● AIM
Only a number is wanted. Count the lines holding the string "坏账预备".

● THE INPUT
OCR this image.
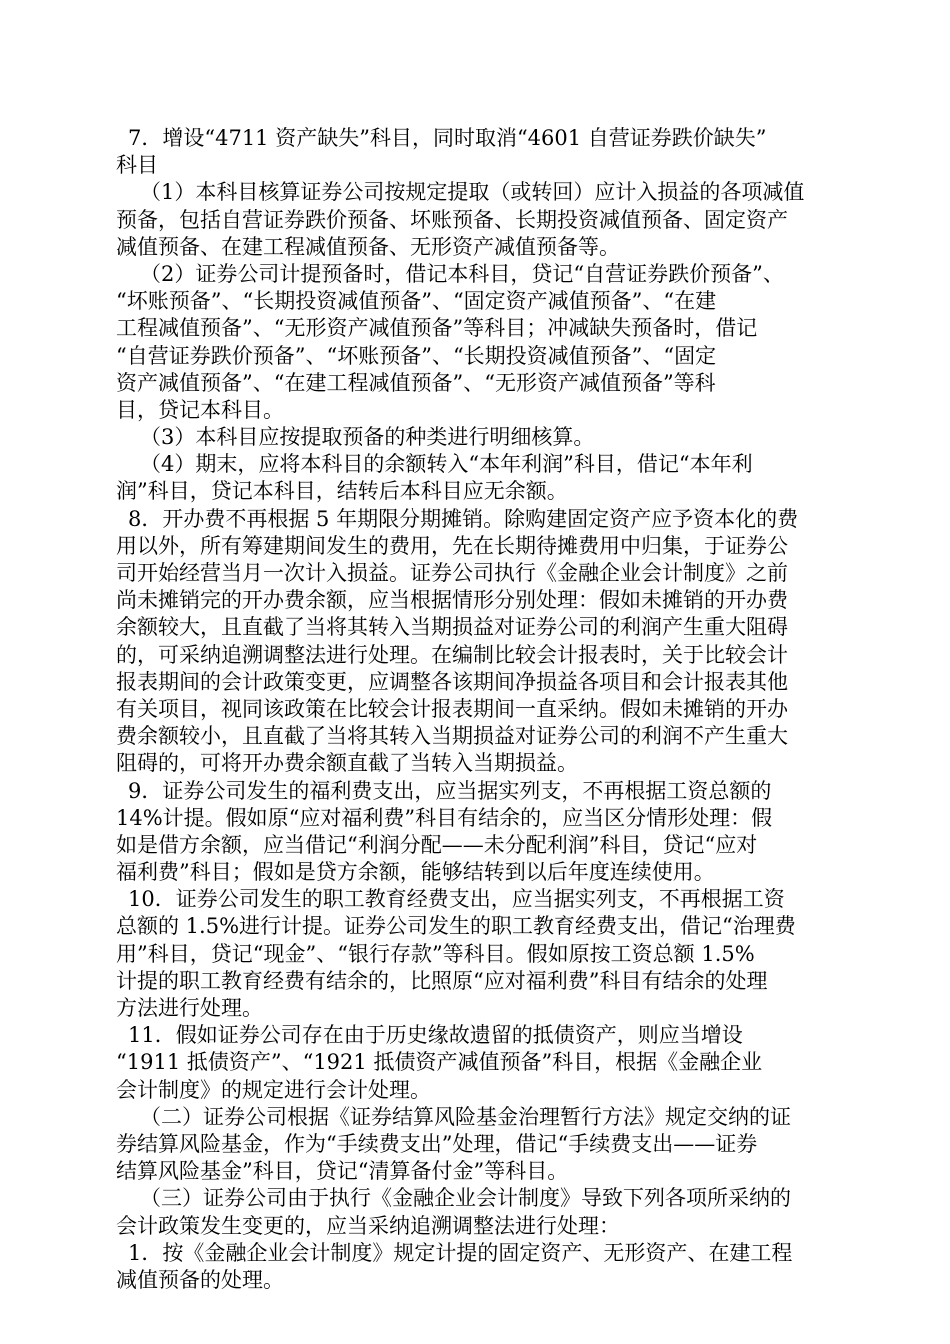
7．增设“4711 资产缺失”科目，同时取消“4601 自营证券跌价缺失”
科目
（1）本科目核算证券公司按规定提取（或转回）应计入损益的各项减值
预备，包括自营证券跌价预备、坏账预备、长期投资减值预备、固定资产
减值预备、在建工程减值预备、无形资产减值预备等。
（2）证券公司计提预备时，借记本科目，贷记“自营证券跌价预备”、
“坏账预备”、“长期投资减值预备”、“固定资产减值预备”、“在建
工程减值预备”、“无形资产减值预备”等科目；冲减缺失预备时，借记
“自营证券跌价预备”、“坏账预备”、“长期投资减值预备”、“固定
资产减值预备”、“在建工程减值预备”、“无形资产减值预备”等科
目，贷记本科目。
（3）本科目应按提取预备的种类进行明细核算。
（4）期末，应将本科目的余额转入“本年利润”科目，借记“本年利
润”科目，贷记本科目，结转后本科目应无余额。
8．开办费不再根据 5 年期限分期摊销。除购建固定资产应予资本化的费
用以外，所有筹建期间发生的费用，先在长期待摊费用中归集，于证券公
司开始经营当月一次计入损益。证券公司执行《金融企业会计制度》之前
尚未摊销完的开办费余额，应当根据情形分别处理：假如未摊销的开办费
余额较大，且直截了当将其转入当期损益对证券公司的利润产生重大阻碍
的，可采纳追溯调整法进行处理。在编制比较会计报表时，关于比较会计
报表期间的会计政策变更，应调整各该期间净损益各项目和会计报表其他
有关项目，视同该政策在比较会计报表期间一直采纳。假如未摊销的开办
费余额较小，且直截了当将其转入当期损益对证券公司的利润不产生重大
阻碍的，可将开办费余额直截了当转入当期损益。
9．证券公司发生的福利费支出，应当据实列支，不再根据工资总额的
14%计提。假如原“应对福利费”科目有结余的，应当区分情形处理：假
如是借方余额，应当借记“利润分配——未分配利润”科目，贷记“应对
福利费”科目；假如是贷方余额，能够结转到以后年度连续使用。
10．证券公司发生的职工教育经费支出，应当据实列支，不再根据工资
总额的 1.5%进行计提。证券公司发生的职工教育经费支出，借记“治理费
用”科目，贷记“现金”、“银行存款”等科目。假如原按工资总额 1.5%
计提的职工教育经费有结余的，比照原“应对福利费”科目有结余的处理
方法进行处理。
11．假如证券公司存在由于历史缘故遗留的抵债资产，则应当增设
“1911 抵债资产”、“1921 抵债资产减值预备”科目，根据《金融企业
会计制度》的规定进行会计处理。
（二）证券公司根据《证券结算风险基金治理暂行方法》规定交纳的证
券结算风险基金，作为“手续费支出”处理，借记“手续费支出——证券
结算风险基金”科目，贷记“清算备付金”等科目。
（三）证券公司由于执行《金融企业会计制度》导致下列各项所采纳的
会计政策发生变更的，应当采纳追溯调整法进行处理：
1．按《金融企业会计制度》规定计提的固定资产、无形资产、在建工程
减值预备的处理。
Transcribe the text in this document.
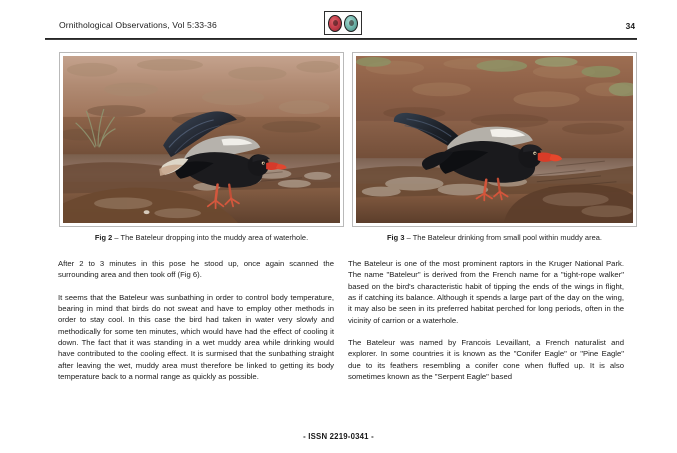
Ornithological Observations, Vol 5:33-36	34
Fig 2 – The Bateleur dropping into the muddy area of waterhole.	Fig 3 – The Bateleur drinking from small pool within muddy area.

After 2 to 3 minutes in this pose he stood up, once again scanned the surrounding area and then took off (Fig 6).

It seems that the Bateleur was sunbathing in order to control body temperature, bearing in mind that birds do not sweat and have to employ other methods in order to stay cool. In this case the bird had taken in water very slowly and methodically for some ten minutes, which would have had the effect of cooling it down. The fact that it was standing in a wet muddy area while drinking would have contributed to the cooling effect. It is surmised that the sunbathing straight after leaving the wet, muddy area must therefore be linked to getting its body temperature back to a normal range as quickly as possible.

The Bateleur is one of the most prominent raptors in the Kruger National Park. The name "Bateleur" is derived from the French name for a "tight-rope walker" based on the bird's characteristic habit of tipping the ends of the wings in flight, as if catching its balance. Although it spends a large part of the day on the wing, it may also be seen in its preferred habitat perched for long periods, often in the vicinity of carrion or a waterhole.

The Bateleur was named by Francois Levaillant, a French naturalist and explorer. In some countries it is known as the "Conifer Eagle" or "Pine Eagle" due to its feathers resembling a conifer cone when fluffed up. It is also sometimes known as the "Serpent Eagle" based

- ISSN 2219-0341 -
---
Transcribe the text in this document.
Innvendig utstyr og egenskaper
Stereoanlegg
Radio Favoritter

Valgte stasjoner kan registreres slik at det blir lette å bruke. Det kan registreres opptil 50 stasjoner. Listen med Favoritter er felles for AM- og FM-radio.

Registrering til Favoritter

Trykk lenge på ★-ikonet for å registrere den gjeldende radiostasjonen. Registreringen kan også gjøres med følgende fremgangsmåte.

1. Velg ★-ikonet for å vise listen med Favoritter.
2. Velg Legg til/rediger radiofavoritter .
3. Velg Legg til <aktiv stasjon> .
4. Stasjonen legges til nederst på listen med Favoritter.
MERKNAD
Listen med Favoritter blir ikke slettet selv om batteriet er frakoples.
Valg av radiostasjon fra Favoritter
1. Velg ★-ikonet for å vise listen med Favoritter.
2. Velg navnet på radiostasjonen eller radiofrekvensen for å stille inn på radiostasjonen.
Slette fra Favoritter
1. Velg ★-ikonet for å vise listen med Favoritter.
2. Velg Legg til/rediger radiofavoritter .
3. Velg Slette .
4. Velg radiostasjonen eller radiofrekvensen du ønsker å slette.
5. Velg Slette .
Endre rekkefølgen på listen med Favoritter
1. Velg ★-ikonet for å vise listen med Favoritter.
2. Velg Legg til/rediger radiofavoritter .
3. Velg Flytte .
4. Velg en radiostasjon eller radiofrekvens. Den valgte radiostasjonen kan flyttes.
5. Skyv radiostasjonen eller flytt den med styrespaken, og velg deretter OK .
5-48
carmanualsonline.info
--
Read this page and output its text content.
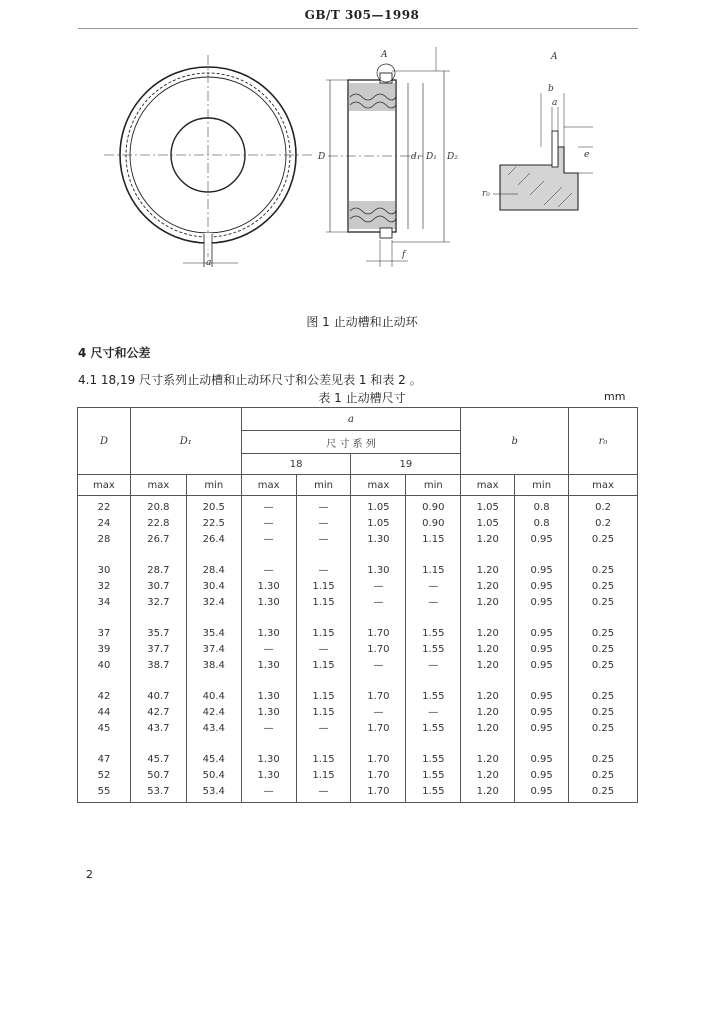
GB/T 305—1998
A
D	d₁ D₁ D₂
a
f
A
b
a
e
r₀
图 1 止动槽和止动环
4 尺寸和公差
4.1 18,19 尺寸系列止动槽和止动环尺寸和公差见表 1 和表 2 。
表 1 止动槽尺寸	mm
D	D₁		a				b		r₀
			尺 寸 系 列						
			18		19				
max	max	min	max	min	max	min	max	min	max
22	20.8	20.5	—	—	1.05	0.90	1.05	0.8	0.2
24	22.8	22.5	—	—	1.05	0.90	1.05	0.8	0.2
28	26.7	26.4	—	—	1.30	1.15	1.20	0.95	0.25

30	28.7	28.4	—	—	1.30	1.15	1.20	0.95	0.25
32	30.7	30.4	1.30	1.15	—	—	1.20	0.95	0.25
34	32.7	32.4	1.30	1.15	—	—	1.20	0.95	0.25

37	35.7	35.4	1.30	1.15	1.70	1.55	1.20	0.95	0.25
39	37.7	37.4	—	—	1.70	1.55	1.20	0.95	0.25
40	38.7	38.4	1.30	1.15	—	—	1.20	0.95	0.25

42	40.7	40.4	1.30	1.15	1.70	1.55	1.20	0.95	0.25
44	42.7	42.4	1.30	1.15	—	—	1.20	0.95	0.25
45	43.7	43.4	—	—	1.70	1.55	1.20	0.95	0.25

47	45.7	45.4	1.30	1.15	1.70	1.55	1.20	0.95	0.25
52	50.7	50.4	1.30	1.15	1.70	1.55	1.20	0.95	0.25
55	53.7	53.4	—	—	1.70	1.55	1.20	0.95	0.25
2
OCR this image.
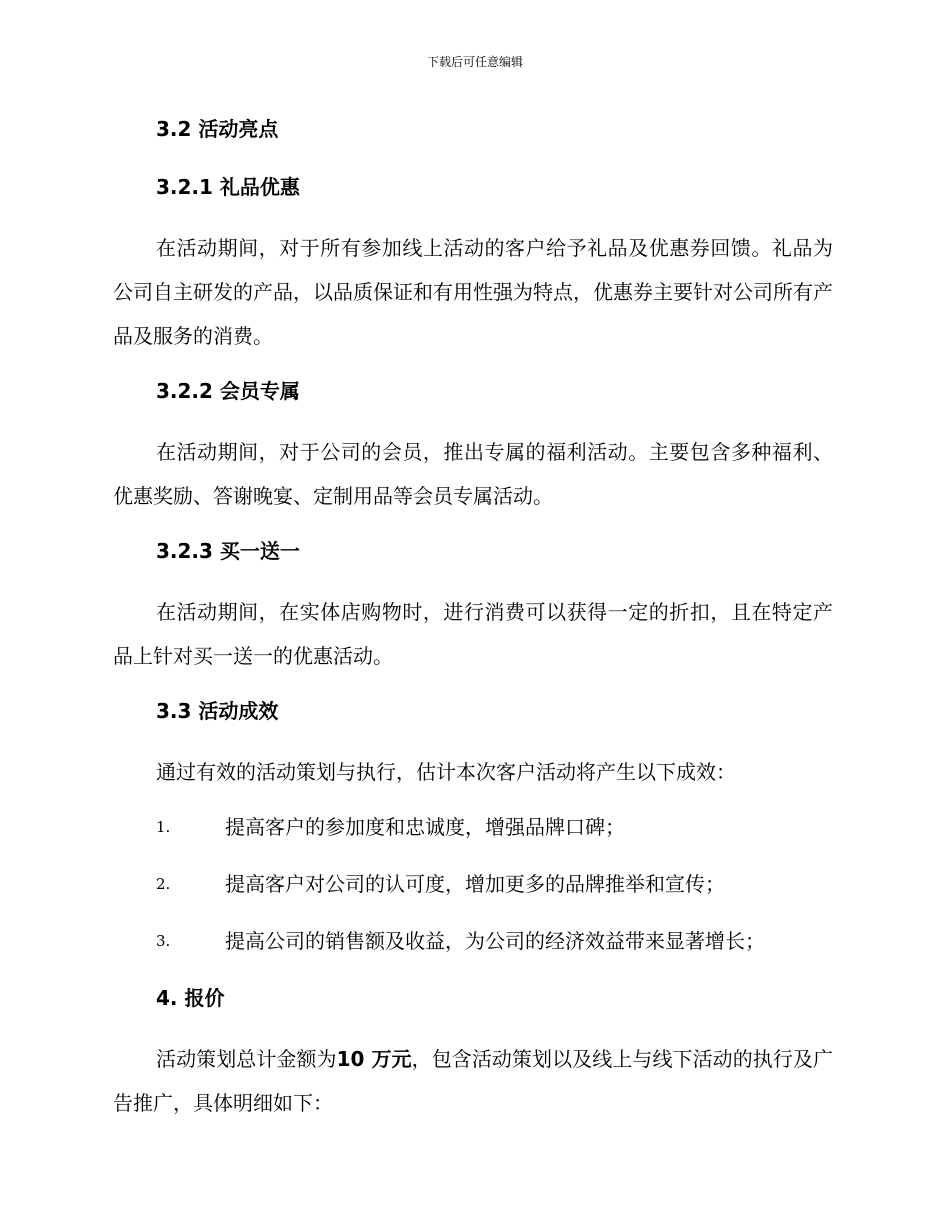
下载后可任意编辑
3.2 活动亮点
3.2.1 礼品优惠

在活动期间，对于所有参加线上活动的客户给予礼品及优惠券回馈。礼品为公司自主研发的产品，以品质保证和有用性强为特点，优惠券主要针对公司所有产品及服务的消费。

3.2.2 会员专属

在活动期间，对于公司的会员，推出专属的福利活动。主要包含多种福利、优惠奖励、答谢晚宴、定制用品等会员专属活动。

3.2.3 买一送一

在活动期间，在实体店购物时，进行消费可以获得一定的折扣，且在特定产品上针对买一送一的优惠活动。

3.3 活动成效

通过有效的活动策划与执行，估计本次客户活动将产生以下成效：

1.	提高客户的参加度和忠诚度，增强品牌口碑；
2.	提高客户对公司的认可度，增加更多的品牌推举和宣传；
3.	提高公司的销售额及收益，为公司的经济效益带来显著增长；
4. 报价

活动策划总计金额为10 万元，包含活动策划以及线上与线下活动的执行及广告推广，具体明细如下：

● RESULT OF THIS TASK
3